• **TASK GOAL**
Look for "this" in the listing below. Gather each line that contains it.

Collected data
━━━━━━━━━━━━━━━━━━━━

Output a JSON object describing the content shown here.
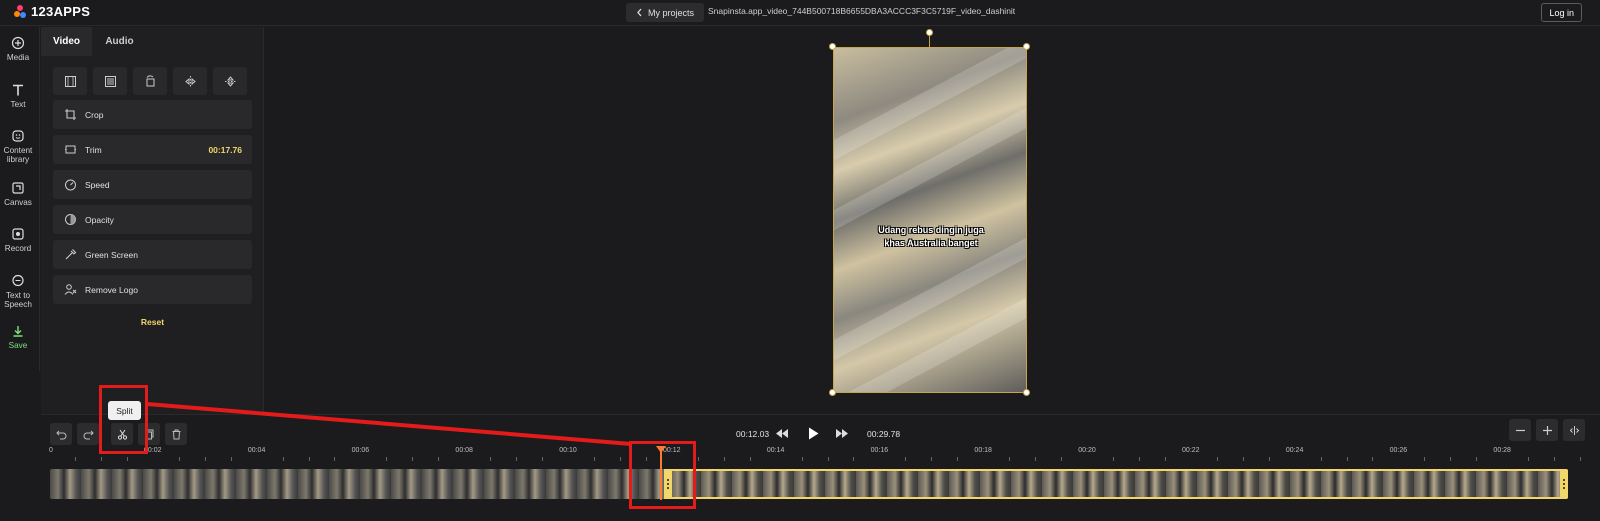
{
  "header": {
    "logo_text": "123APPS",
    "back_label": "My projects",
    "filename": "Snapinsta.app_video_744B500718B6655DBA3ACCC3F3C5719F_video_dashinit",
    "login_label": "Log in"
  },
  "rail": {
    "media": "Media",
    "text": "Text",
    "content_library_1": "Content",
    "content_library_2": "library",
    "canvas": "Canvas",
    "record": "Record",
    "tts_1": "Text to",
    "tts_2": "Speech",
    "save": "Save"
  },
  "panel": {
    "tab_video": "Video",
    "tab_audio": "Audio",
    "options": {
      "crop": "Crop",
      "trim": "Trim",
      "trim_value": "00:17.76",
      "speed": "Speed",
      "opacity": "Opacity",
      "green_screen": "Green Screen",
      "remove_logo": "Remove Logo"
    },
    "reset": "Reset"
  },
  "preview": {
    "caption_line1": "Udang rebus dingin juga",
    "caption_line2": "khas Australia banget"
  },
  "timeline": {
    "current_time": "00:12.03",
    "total_time": "00:29.78",
    "tooltip": "Split",
    "ticks": [
      "0",
      "00:02",
      "00:04",
      "00:06",
      "00:08",
      "00:10",
      "00:12",
      "00:14",
      "00:16",
      "00:18",
      "00:20",
      "00:22",
      "00:24",
      "00:26",
      "00:28"
    ]
  },
  "colors": {
    "accent": "#f2d66a",
    "playhead": "#ff7a2f",
    "annotation": "#e31b1b",
    "save": "#7fe07f"
  }
}
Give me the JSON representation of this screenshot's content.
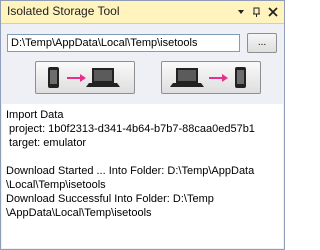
{
  "window": {
    "title": "Isolated Storage Tool"
  },
  "toolbar": {
    "path_value": "D:\\Temp\\AppData\\Local\\Temp\\isetools",
    "browse_label": "..."
  },
  "log": {
    "lines": [
      "Import Data",
      " project: 1b0f2313-d341-4b64-b7b7-88caa0ed57b1",
      " target: emulator",
      "",
      "Download Started ... Into Folder: D:\\Temp\\AppData",
      "\\Local\\Temp\\isetools",
      "Download Successful Into Folder: D:\\Temp",
      "\\AppData\\Local\\Temp\\isetools"
    ]
  },
  "colors": {
    "titlebar": "#fff4bd",
    "arrow": "#e8308a",
    "device": "#222222"
  },
  "icons": {
    "download_button": [
      "phone-icon",
      "arrow-right-icon",
      "laptop-icon"
    ],
    "upload_button": [
      "laptop-icon",
      "arrow-right-icon",
      "phone-icon"
    ]
  }
}
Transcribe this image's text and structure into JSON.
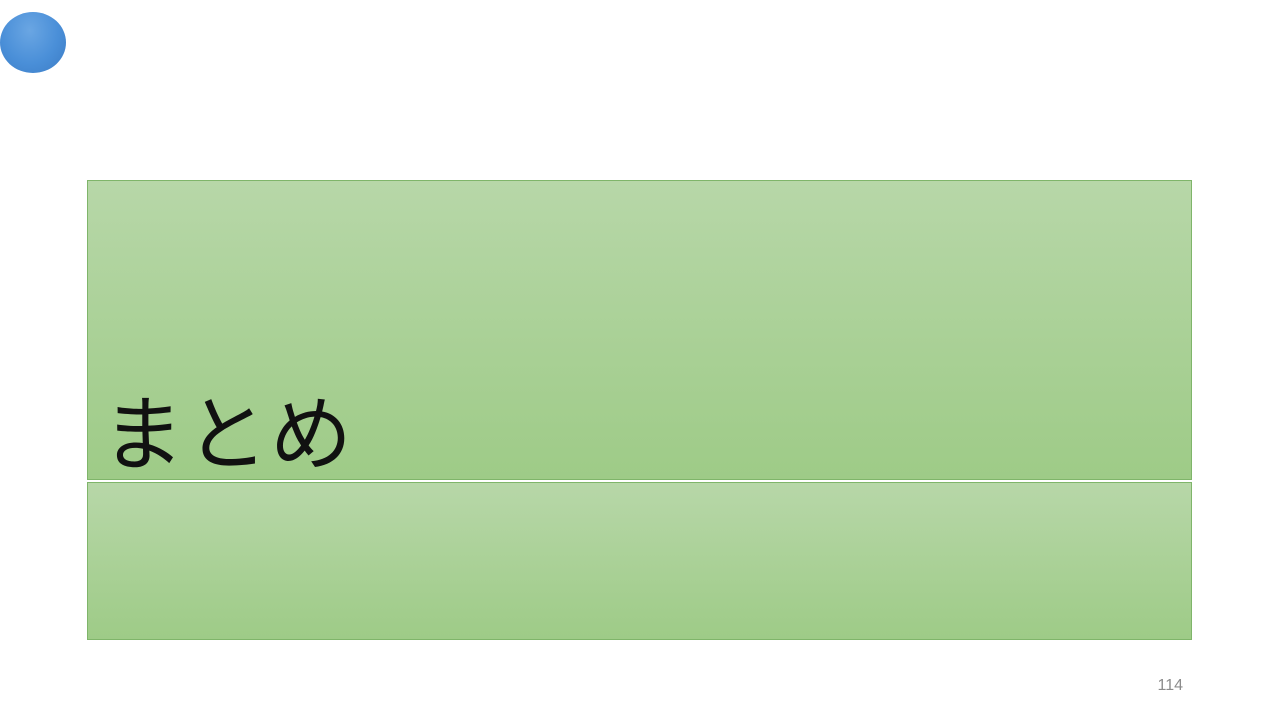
{
  "slide": {
    "title": "まとめ",
    "page_number": "114"
  },
  "colors": {
    "panel_top": "#b7d7a8",
    "panel_bottom": "#9ecb87",
    "panel_border": "#7fb56a",
    "dot": "#4a8fd8"
  }
}
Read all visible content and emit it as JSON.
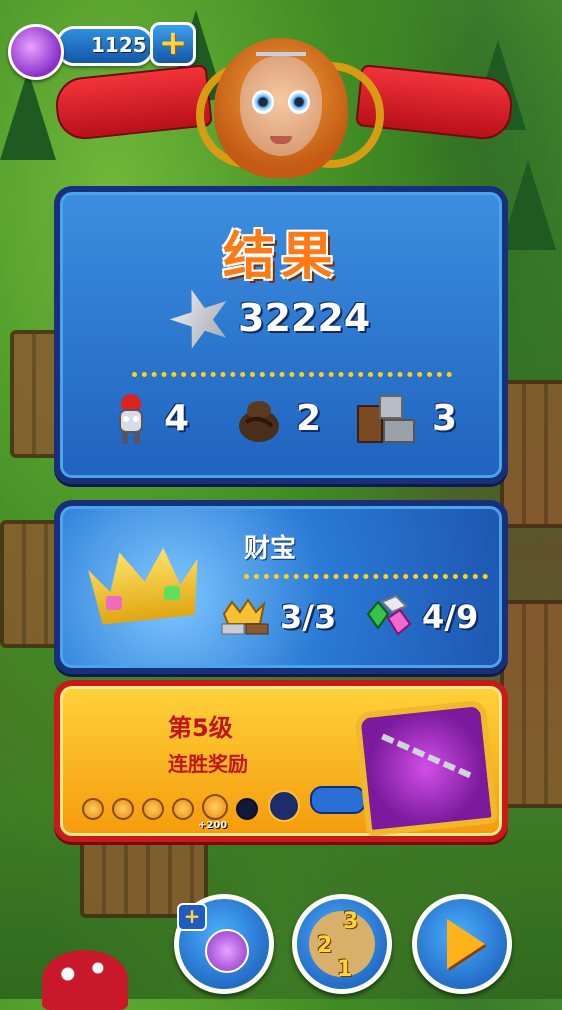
{
  "hud": {
    "potion_icon": "potion-bottle-icon",
    "gem_count": "1125",
    "add_button_label": "+"
  },
  "hero": {
    "portrait": "princess-portrait",
    "ribbon_color": "#d81f28"
  },
  "results": {
    "title": "结果",
    "score_icon": "silver-star-icon",
    "score": "32224",
    "stats": [
      {
        "icon": "knight-icon",
        "value": "4"
      },
      {
        "icon": "coal-sack-icon",
        "value": "2"
      },
      {
        "icon": "stone-block-icon",
        "value": "3"
      }
    ]
  },
  "treasure": {
    "title": "财宝",
    "icon": "golden-crown-icon",
    "items": [
      {
        "icon": "crowns-icon",
        "value": "3/3"
      },
      {
        "icon": "gems-icon",
        "value": "4/9"
      }
    ]
  },
  "reward": {
    "level": "第5级",
    "subtitle": "连胜奖励",
    "potion_bonus": "+200",
    "progress_filled": 5,
    "progress_total": 6,
    "chest_icon": "purple-chest-icon",
    "key_icon": "key-icon"
  },
  "buttons": {
    "potion_plus": "+",
    "map_numbers": [
      "3",
      "2",
      "1"
    ],
    "play_icon": "play-icon"
  },
  "colors": {
    "panel_blue": "#2670cc",
    "panel_border": "#1a2f7a",
    "reward_yellow": "#f8b520",
    "reward_border": "#c81a1a",
    "accent_gold": "#ffd11a"
  }
}
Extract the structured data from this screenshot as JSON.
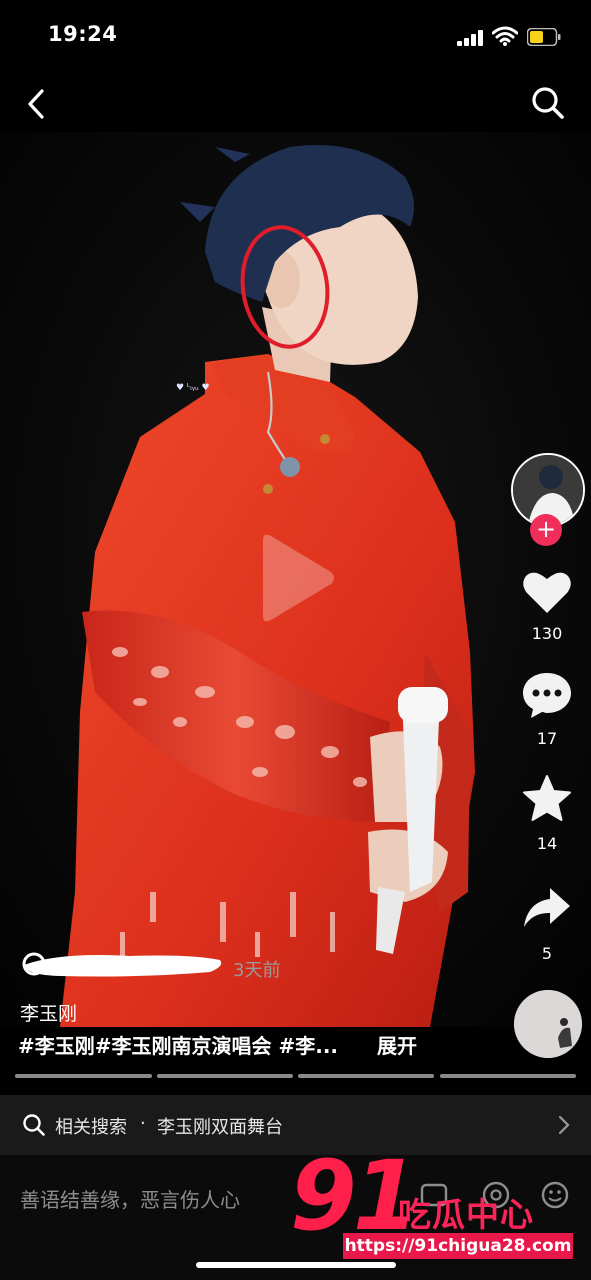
{
  "status_bar": {
    "time": "19:24",
    "icons": [
      "signal-icon",
      "wifi-icon",
      "battery-icon"
    ]
  },
  "nav": {
    "back_icon": "chevron-left-icon",
    "search_icon": "search-icon"
  },
  "video": {
    "play_icon": "play-icon"
  },
  "actions": {
    "follow_label": "+",
    "like_count": "130",
    "comment_count": "17",
    "favorite_count": "14",
    "share_count": "5"
  },
  "post": {
    "time_ago": "3天前",
    "author": "李玉刚",
    "hashtags": "#李玉刚#李玉刚南京演唱会 #李...",
    "expand_label": "展开"
  },
  "related_search": {
    "prefix": "相关搜索",
    "separator": "·",
    "term": "李玉刚双面舞台"
  },
  "comment_bar": {
    "placeholder": "善语结善缘，恶言伤人心"
  },
  "watermark": {
    "number": "91",
    "name": "吃瓜中心",
    "url": "https://91chigua28.com"
  },
  "colors": {
    "accent": "#ef2e5a",
    "watermark": "#ff1f4b",
    "robe": "#e8361f"
  }
}
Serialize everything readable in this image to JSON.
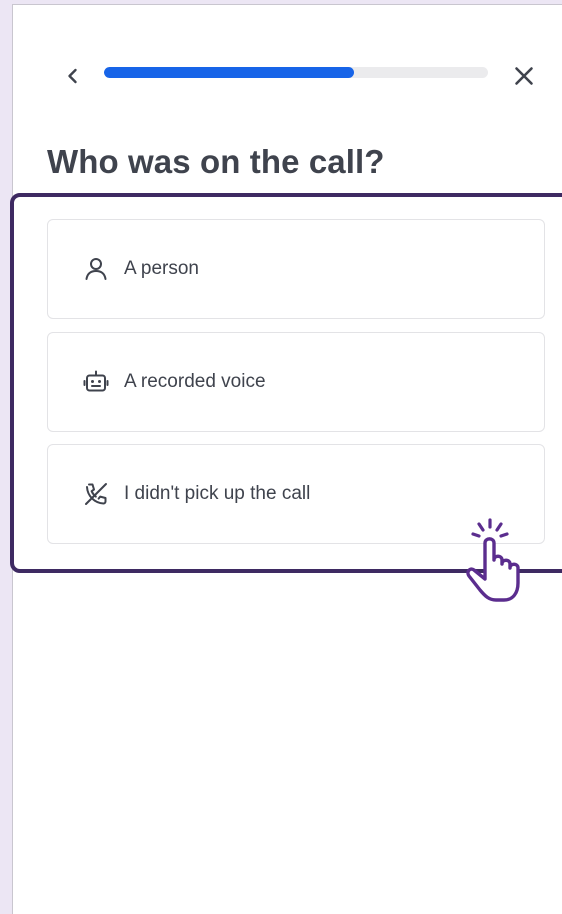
{
  "header": {
    "back_icon": "chevron-left-icon",
    "close_icon": "close-icon",
    "progress_fraction": 0.65,
    "progress_color": "#1764e8",
    "progress_track_color": "#ebebed"
  },
  "question": {
    "title": "Who was on the call?"
  },
  "options": [
    {
      "label": "A person",
      "icon": "person-icon"
    },
    {
      "label": "A recorded voice",
      "icon": "robot-icon"
    },
    {
      "label": "I didn't pick up the call",
      "icon": "phone-missed-icon"
    }
  ],
  "annotation": {
    "frame_color": "#3e2a62",
    "cursor_icon": "pointing-hand-click-icon",
    "cursor_color": "#5b2d8e"
  }
}
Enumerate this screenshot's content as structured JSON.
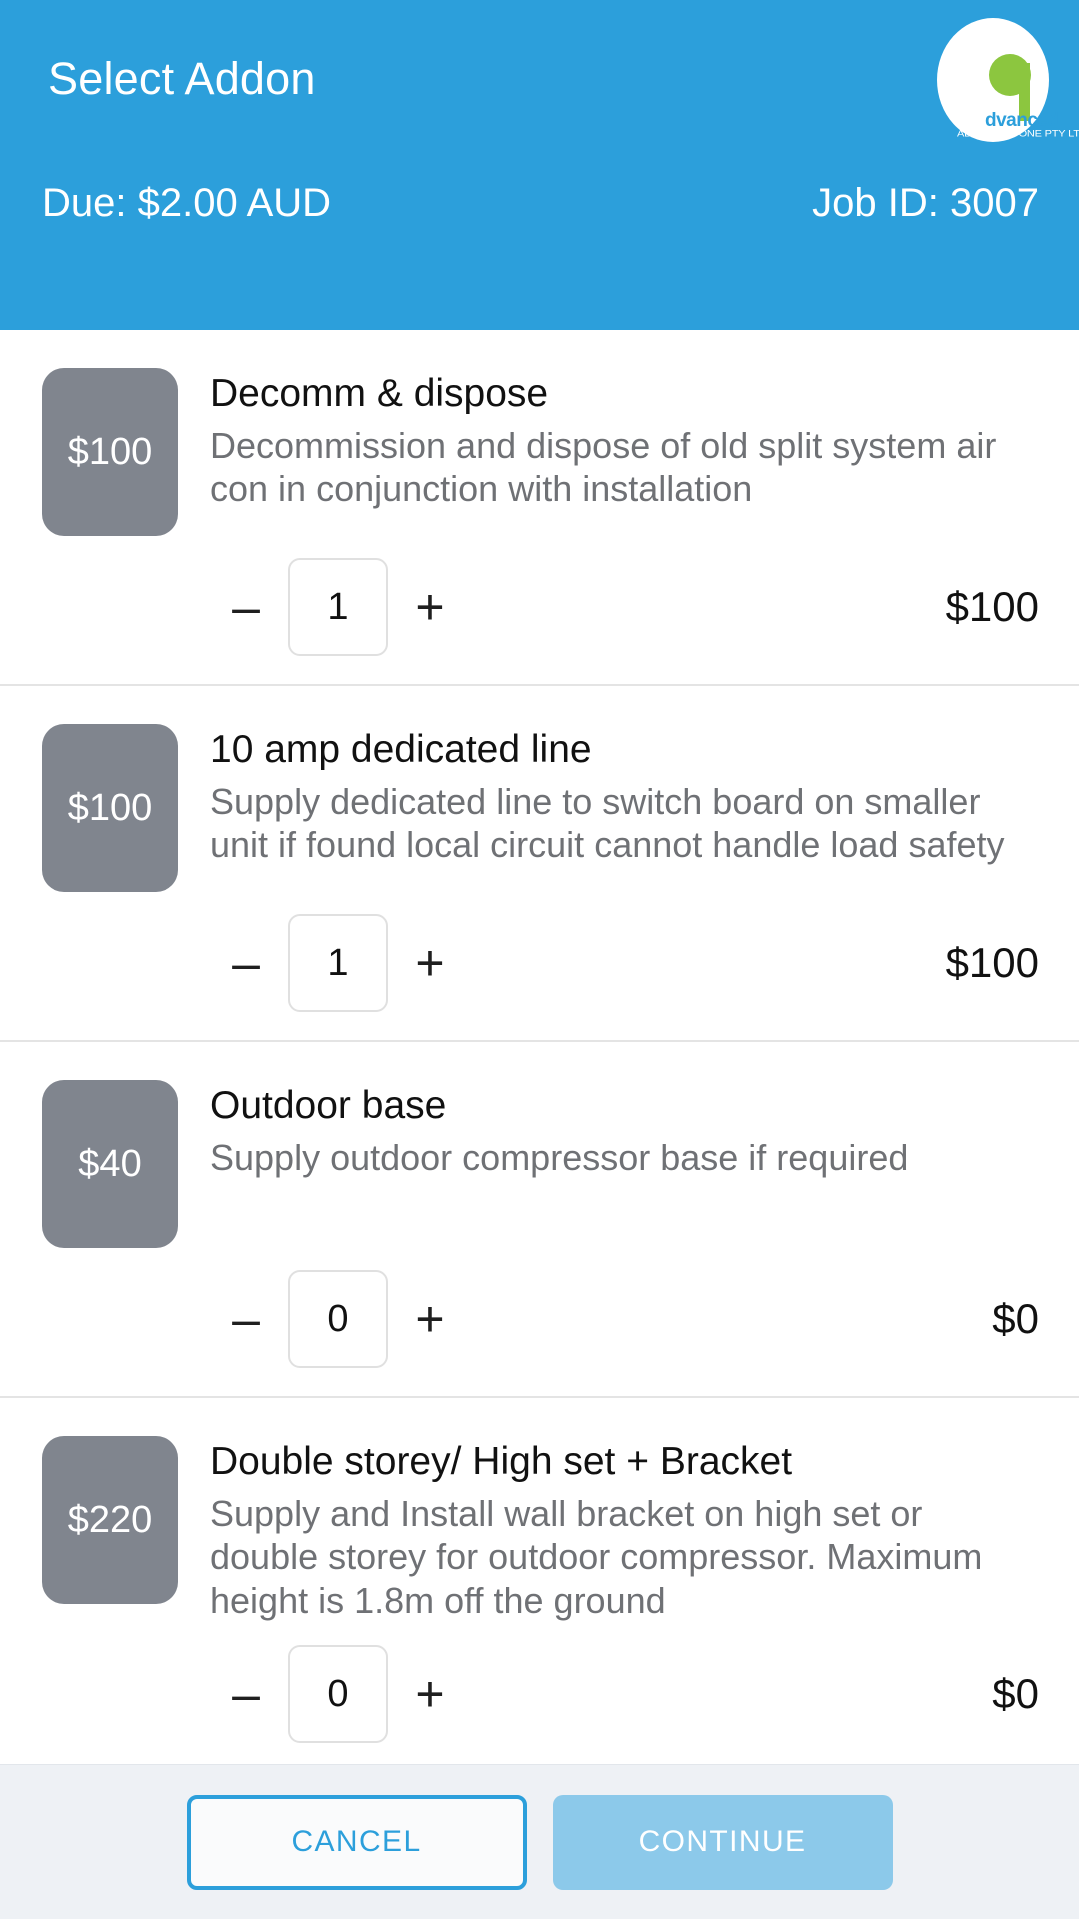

━━━━━━━━━━━━━━━━━━━━

• **OUTPUT OF THE EXERCISE**
Give me the JSON representation of this screenshot's content.
Transcribe this image's text and structure into JSON.
Extract the structured data from this screenshot as JSON.
Serialize everything readable in this image to JSON.
Enumerate this screenshot's content as structured JSON.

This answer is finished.